◆ Data rows:
◇ ◇ ◇ ◇ ◇ ◇ ◇

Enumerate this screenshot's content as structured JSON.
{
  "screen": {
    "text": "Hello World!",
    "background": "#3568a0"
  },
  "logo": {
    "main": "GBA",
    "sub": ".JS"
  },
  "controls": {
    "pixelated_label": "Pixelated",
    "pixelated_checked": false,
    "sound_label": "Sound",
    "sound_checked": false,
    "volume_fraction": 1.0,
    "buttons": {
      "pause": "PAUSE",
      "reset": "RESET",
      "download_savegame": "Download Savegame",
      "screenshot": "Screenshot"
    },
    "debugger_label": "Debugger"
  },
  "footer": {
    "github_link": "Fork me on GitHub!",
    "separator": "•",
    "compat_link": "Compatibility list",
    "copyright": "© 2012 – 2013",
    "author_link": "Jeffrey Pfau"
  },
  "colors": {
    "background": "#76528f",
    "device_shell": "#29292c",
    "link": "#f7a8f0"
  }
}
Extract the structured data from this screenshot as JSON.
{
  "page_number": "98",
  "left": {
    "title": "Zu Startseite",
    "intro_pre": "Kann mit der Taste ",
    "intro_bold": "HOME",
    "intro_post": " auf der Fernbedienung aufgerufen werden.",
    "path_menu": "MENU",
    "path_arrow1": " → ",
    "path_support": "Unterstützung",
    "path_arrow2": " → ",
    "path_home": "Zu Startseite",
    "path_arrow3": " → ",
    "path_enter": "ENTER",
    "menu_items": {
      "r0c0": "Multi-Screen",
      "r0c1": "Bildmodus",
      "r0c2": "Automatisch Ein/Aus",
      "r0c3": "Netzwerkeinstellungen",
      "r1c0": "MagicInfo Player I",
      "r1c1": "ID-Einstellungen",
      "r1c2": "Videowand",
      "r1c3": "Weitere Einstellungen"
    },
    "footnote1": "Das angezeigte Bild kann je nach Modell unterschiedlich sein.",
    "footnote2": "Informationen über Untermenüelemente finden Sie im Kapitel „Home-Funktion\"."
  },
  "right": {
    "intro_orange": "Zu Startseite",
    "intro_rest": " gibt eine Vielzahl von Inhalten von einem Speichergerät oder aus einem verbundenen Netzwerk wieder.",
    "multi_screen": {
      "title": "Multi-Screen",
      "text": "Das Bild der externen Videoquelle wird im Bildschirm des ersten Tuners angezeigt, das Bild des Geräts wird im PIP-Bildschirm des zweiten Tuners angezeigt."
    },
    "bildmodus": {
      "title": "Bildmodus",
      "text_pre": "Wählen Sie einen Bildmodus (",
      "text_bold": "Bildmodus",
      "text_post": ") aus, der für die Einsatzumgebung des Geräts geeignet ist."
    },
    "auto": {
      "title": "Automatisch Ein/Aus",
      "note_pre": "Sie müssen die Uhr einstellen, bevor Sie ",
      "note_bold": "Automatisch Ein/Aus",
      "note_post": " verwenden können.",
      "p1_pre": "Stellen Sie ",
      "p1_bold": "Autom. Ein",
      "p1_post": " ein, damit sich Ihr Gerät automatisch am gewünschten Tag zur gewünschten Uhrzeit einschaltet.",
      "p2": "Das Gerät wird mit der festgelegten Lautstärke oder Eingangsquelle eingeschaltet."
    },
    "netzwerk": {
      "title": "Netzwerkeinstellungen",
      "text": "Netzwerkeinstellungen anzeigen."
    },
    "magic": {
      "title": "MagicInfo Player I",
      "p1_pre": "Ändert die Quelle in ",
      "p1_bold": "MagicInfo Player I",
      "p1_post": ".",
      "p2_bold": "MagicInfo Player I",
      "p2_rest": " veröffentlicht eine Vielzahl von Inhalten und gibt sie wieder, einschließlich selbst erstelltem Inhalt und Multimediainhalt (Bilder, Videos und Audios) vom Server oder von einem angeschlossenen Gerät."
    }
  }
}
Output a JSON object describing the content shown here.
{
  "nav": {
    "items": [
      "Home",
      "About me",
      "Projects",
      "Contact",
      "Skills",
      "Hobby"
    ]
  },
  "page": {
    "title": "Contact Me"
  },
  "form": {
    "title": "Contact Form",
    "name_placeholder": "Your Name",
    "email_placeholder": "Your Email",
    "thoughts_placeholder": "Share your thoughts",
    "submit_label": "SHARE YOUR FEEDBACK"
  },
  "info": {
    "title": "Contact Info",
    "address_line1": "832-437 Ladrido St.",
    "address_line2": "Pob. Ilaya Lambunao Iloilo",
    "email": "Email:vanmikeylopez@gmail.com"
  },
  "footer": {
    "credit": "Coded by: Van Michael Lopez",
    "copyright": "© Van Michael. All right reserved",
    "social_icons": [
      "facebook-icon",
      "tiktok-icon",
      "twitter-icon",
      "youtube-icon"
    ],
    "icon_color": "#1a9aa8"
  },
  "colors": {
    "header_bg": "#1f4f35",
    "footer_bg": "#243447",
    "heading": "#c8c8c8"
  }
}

◇ ◇ ◇ ◇ ◇ ◇ ◇

Once more, set down the full listing, verbatim.

Enumerate this screenshot's content as structured JSON.
{
  "screen": {
    "text": "Hello World!",
    "background": "#3568a0"
  },
  "logo": {
    "main": "GBA",
    "sub": ".JS"
  },
  "controls": {
    "pixelated_label": "Pixelated",
    "pixelated_checked": false,
    "sound_label": "Sound",
    "sound_checked": false,
    "volume_fraction": 1.0,
    "buttons": {
      "pause": "PAUSE",
      "reset": "RESET",
      "download_savegame": "Download Savegame",
      "screenshot": "Screenshot"
    },
    "debugger_label": "Debugger"
  },
  "footer": {
    "github_link": "Fork me on GitHub!",
    "separator": "•",
    "compat_link": "Compatibility list",
    "copyright": "© 2012 – 2013",
    "author_link": "Jeffrey Pfau"
  },
  "colors": {
    "background": "#76528f",
    "device_shell": "#29292c",
    "link": "#f7a8f0"
  }
}
Extract the structured data from this screenshot as JSON.
{
  "page_number": "98",
  "left": {
    "title": "Zu Startseite",
    "intro_pre": "Kann mit der Taste ",
    "intro_bold": "HOME",
    "intro_post": " auf der Fernbedienung aufgerufen werden.",
    "path_menu": "MENU",
    "path_arrow1": " → ",
    "path_support": "Unterstützung",
    "path_arrow2": " → ",
    "path_home": "Zu Startseite",
    "path_arrow3": " → ",
    "path_enter": "ENTER",
    "menu_items": {
      "r0c0": "Multi-Screen",
      "r0c1": "Bildmodus",
      "r0c2": "Automatisch Ein/Aus",
      "r0c3": "Netzwerkeinstellungen",
      "r1c0": "MagicInfo Player I",
      "r1c1": "ID-Einstellungen",
      "r1c2": "Videowand",
      "r1c3": "Weitere Einstellungen"
    },
    "footnote1": "Das angezeigte Bild kann je nach Modell unterschiedlich sein.",
    "footnote2": "Informationen über Untermenüelemente finden Sie im Kapitel „Home-Funktion\"."
  },
  "right": {
    "intro_orange": "Zu Startseite",
    "intro_rest": " gibt eine Vielzahl von Inhalten von einem Speichergerät oder aus einem verbundenen Netzwerk wieder.",
    "multi_screen": {
      "title": "Multi-Screen",
      "text": "Das Bild der externen Videoquelle wird im Bildschirm des ersten Tuners angezeigt, das Bild des Geräts wird im PIP-Bildschirm des zweiten Tuners angezeigt."
    },
    "bildmodus": {
      "title": "Bildmodus",
      "text_pre": "Wählen Sie einen Bildmodus (",
      "text_bold": "Bildmodus",
      "text_post": ") aus, der für die Einsatzumgebung des Geräts geeignet ist."
    },
    "auto": {
      "title": "Automatisch Ein/Aus",
      "note_pre": "Sie müssen die Uhr einstellen, bevor Sie ",
      "note_bold": "Automatisch Ein/Aus",
      "note_post": " verwenden können.",
      "p1_pre": "Stellen Sie ",
      "p1_bold": "Autom. Ein",
      "p1_post": " ein, damit sich Ihr Gerät automatisch am gewünschten Tag zur gewünschten Uhrzeit einschaltet.",
      "p2": "Das Gerät wird mit der festgelegten Lautstärke oder Eingangsquelle eingeschaltet."
    },
    "netzwerk": {
      "title": "Netzwerkeinstellungen",
      "text": "Netzwerkeinstellungen anzeigen."
    },
    "magic": {
      "title": "MagicInfo Player I",
      "p1_pre": "Ändert die Quelle in ",
      "p1_bold": "MagicInfo Player I",
      "p1_post": ".",
      "p2_bold": "MagicInfo Player I",
      "p2_rest": " veröffentlicht eine Vielzahl von Inhalten und gibt sie wieder, einschließlich selbst erstelltem Inhalt und Multimediainhalt (Bilder, Videos und Audios) vom Server oder von einem angeschlossenen Gerät."
    }
  }
}
Output a JSON object describing the content shown here.
{
  "nav": {
    "items": [
      "Home",
      "About me",
      "Projects",
      "Contact",
      "Skills",
      "Hobby"
    ]
  },
  "page": {
    "title": "Contact Me"
  },
  "form": {
    "title": "Contact Form",
    "name_placeholder": "Your Name",
    "email_placeholder": "Your Email",
    "thoughts_placeholder": "Share your thoughts",
    "submit_label": "SHARE YOUR FEEDBACK"
  },
  "info": {
    "title": "Contact Info",
    "address_line1": "832-437 Ladrido St.",
    "address_line2": "Pob. Ilaya Lambunao Iloilo",
    "email": "Email:vanmikeylopez@gmail.com"
  },
  "footer": {
    "credit": "Coded by: Van Michael Lopez",
    "copyright": "© Van Michael. All right reserved",
    "social_icons": [
      "facebook-icon",
      "tiktok-icon",
      "twitter-icon",
      "youtube-icon"
    ],
    "icon_color": "#1a9aa8"
  },
  "colors": {
    "header_bg": "#1f4f35",
    "footer_bg": "#243447",
    "heading": "#c8c8c8"
  }
}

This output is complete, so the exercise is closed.